STATED GOAL A → Translate this sentence from the Flink mailing-list reply into German: "Although not the most elegant, but one solution could be to write your program using the file source in PROCESS_CONTINUOUSLY mode, as described here https://ci.apache.org/projects/flink/flink-docs-stable/dev/datastream_api.html and when you are sure that the processing of your file is done, then you cancel the job."

TEXT SECTION →
Re: Streaming Protobuf into Parquet file not working with StreamingFileSink

Piotr Nowojski Wed, 27 Mar 2019 01:58:44 -0700

Hi Rafi,

There is also an ongoing effort to support bounded streams in DataStream API 
[1], which might provide the backbone for the functionalists that you need.


Piotrek

[1] https://issues.apache.org/jira/browse/FLINK-11875 
<https://issues.apache.org/jira/browse/FLINK-11875>

> On 25 Mar 2019, at 10:00, Kostas Kloudas <k.klou...@ververica.com> wrote:
> 
> Hi Rafi,
> 
> Although not the most elegant, but one solution could be to write your 
> program using the file 
> source in PROCESS_CONTINUOUSLY mode, as described here 
> https://ci.apache.org/projects/flink/flink-docs-stable/dev/datastream_api.html
>  
> <https://ci.apache.org/projects/flink/flink-docs-stable/dev/datastream_api.html>
>  
> and when you are sure that the processing of your file is done, then you 
> cancel the job.

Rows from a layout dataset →

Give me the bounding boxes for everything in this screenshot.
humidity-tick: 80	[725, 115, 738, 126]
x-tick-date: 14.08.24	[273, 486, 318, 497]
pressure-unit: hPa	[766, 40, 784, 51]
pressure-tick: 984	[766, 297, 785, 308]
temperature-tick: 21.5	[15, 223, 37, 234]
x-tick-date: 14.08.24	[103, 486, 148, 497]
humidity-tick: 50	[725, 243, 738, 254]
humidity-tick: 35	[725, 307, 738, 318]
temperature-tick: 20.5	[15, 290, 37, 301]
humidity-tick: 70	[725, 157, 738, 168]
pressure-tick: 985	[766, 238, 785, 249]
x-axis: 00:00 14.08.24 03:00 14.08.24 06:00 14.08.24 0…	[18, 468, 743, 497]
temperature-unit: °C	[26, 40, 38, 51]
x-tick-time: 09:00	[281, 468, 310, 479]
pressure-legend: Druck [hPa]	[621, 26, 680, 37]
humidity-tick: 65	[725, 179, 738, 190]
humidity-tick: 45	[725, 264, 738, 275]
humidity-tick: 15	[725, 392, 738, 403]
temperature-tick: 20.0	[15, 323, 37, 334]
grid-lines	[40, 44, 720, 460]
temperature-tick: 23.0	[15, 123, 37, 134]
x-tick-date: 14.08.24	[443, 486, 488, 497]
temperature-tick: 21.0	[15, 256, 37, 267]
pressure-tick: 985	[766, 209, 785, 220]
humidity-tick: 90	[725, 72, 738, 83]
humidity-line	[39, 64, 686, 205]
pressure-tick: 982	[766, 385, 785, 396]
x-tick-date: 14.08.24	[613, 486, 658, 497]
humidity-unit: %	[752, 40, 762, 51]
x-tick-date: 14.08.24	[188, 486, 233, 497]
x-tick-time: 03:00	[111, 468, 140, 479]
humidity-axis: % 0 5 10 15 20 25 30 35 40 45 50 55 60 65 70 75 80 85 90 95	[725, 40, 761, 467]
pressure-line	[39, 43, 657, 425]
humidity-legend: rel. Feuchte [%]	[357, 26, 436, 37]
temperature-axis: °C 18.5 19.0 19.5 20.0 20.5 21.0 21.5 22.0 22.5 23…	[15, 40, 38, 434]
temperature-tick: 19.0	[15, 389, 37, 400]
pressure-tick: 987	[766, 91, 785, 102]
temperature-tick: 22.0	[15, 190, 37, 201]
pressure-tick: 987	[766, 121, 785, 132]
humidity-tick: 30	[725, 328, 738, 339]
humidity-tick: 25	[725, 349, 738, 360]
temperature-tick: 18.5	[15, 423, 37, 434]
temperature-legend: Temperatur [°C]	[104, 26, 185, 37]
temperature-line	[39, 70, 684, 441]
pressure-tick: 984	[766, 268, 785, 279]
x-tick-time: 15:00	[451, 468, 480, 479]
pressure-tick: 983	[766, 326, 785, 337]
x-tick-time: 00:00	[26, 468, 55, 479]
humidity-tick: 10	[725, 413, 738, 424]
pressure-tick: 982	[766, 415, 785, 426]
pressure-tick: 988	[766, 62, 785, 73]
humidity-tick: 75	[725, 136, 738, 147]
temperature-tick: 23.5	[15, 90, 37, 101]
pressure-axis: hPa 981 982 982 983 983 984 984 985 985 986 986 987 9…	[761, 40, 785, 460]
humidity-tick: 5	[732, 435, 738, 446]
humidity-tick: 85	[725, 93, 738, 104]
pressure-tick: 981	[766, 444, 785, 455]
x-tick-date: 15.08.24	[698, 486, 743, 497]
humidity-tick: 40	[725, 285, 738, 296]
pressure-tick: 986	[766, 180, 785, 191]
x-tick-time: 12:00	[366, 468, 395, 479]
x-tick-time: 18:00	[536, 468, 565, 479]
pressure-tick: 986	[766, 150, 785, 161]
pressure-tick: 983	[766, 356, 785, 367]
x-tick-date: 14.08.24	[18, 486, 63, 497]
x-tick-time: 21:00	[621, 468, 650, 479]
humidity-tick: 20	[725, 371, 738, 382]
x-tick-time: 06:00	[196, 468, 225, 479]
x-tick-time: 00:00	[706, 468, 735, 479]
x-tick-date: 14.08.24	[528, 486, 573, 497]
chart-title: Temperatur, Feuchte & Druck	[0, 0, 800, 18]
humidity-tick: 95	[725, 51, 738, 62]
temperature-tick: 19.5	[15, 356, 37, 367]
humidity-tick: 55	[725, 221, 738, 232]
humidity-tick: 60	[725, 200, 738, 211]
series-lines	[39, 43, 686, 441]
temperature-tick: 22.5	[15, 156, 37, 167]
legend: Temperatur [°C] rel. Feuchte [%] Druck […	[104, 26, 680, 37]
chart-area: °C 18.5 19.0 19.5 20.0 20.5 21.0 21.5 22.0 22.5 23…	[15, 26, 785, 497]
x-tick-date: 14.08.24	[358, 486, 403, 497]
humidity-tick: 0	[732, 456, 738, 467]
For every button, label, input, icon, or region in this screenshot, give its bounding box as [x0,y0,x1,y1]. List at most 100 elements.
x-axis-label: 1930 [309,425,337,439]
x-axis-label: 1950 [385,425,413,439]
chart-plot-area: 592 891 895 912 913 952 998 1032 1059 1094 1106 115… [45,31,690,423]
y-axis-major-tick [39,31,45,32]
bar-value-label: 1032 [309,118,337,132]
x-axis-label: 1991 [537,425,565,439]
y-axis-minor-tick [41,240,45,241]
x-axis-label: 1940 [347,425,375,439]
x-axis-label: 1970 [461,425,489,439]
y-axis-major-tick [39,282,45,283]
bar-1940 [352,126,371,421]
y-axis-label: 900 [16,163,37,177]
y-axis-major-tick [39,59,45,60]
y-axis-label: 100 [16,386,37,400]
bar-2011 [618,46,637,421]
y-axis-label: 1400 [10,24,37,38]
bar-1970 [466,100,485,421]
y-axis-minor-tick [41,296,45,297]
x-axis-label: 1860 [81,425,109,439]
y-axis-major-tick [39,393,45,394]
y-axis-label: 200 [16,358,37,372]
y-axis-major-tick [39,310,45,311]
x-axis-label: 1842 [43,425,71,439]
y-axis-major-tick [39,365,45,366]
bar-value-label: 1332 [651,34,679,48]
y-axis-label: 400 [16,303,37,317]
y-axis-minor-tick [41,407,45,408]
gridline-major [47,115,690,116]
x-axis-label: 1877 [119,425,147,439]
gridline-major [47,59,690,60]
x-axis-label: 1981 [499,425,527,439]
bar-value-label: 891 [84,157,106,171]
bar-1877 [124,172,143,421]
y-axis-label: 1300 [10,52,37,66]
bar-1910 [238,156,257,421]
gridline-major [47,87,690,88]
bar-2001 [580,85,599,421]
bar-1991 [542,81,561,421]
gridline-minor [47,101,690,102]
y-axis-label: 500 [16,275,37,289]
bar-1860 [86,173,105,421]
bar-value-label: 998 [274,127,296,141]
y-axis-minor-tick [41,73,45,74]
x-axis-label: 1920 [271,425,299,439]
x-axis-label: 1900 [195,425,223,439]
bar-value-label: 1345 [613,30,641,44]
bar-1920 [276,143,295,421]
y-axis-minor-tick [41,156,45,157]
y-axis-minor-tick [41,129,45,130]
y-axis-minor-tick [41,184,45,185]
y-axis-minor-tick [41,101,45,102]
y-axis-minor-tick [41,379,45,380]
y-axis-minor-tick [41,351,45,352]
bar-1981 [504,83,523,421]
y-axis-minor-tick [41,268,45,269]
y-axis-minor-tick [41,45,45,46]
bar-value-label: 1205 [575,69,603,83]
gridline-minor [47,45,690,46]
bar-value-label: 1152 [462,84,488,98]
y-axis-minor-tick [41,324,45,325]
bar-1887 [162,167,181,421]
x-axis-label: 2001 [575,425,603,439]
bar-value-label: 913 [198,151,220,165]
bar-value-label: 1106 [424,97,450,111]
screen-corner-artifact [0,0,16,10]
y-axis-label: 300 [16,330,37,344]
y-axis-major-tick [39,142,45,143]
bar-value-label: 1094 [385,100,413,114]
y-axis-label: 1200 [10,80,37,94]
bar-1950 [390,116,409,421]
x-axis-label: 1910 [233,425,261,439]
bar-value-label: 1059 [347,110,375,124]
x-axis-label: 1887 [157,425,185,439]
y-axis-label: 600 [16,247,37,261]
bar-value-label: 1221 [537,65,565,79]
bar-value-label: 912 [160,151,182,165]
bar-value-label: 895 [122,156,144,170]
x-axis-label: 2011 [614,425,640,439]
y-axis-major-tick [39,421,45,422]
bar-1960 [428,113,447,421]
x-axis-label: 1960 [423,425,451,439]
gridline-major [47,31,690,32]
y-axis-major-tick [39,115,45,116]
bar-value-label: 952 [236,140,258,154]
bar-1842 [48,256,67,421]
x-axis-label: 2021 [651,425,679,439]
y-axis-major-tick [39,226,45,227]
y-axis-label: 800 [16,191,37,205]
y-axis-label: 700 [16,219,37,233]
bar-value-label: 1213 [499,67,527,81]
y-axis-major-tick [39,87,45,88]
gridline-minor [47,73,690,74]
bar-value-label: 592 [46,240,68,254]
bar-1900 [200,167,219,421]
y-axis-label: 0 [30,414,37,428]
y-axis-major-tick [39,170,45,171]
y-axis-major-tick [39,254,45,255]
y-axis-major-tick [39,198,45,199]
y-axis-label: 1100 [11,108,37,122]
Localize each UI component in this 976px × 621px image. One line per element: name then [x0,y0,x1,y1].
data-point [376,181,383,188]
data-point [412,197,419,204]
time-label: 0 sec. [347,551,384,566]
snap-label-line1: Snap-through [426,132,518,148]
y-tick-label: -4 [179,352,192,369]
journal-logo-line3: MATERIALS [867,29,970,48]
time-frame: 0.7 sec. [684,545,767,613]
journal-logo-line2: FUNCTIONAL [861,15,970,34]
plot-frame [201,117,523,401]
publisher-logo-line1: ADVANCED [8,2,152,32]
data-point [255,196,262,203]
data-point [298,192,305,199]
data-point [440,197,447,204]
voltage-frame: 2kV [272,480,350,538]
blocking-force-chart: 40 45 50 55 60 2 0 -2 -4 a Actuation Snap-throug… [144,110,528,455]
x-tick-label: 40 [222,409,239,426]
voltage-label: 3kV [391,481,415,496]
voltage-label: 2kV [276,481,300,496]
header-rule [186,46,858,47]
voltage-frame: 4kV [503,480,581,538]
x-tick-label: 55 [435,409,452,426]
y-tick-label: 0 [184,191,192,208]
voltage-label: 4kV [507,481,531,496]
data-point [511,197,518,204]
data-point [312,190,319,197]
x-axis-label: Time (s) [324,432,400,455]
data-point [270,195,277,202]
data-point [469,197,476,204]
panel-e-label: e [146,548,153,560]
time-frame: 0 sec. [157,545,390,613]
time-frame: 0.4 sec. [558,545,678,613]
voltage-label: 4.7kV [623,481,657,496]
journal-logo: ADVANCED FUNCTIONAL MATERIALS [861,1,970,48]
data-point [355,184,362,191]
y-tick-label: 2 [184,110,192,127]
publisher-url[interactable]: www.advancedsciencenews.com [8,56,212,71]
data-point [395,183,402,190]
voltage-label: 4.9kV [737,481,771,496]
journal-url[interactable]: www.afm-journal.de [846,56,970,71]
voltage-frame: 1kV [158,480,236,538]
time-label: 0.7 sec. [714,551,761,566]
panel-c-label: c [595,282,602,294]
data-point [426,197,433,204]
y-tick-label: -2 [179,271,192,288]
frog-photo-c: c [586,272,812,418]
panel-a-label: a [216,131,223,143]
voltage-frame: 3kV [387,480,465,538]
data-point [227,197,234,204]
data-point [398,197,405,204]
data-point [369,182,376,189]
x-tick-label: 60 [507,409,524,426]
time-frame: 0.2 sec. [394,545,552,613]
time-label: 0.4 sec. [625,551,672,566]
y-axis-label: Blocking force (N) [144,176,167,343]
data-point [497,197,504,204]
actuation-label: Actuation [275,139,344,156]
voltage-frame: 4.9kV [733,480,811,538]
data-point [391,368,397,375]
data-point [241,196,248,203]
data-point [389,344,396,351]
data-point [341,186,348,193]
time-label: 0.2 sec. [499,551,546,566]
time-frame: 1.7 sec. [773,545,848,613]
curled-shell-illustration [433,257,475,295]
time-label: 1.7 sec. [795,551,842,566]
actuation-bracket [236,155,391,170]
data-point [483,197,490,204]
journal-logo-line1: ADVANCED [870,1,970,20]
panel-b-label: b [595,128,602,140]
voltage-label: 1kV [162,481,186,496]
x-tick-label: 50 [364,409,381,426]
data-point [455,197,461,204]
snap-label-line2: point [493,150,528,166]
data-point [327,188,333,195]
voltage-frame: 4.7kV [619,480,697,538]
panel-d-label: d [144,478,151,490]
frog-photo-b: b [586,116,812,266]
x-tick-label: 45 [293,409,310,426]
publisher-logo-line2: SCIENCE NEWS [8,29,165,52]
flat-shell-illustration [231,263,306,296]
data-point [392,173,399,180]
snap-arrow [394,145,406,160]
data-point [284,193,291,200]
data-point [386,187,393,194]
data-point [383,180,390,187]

STATED GOAL B → Return the dataset rows verbatim, beginning with the first row and continuing through the row containing "243, 738, 254]".

FINAL RESULT A → Auch wenn es nicht die eleganteste Lösung ist, könnte eine Möglichkeit darin bestehen, Ihr Programm mit der Dateiquelle im Modus PROCESS_CONTINUOUSLY zu schreiben, wie hier beschrieben: https://ci.apache.org/projects/flink/flink-docs-stable/dev/datastream_api.html, und den Job dann abzubrechen, sobald Sie sicher sind, dass die Verarbeitung Ihrer Datei abgeschlossen ist.

FINAL RESULT B →
Give me the bounding boxes for everything in this screenshot.
humidity-tick: 80	[725, 115, 738, 126]
x-tick-date: 14.08.24	[273, 486, 318, 497]
pressure-unit: hPa	[766, 40, 784, 51]
pressure-tick: 984	[766, 297, 785, 308]
temperature-tick: 21.5	[15, 223, 37, 234]
x-tick-date: 14.08.24	[103, 486, 148, 497]
humidity-tick: 50	[725, 243, 738, 254]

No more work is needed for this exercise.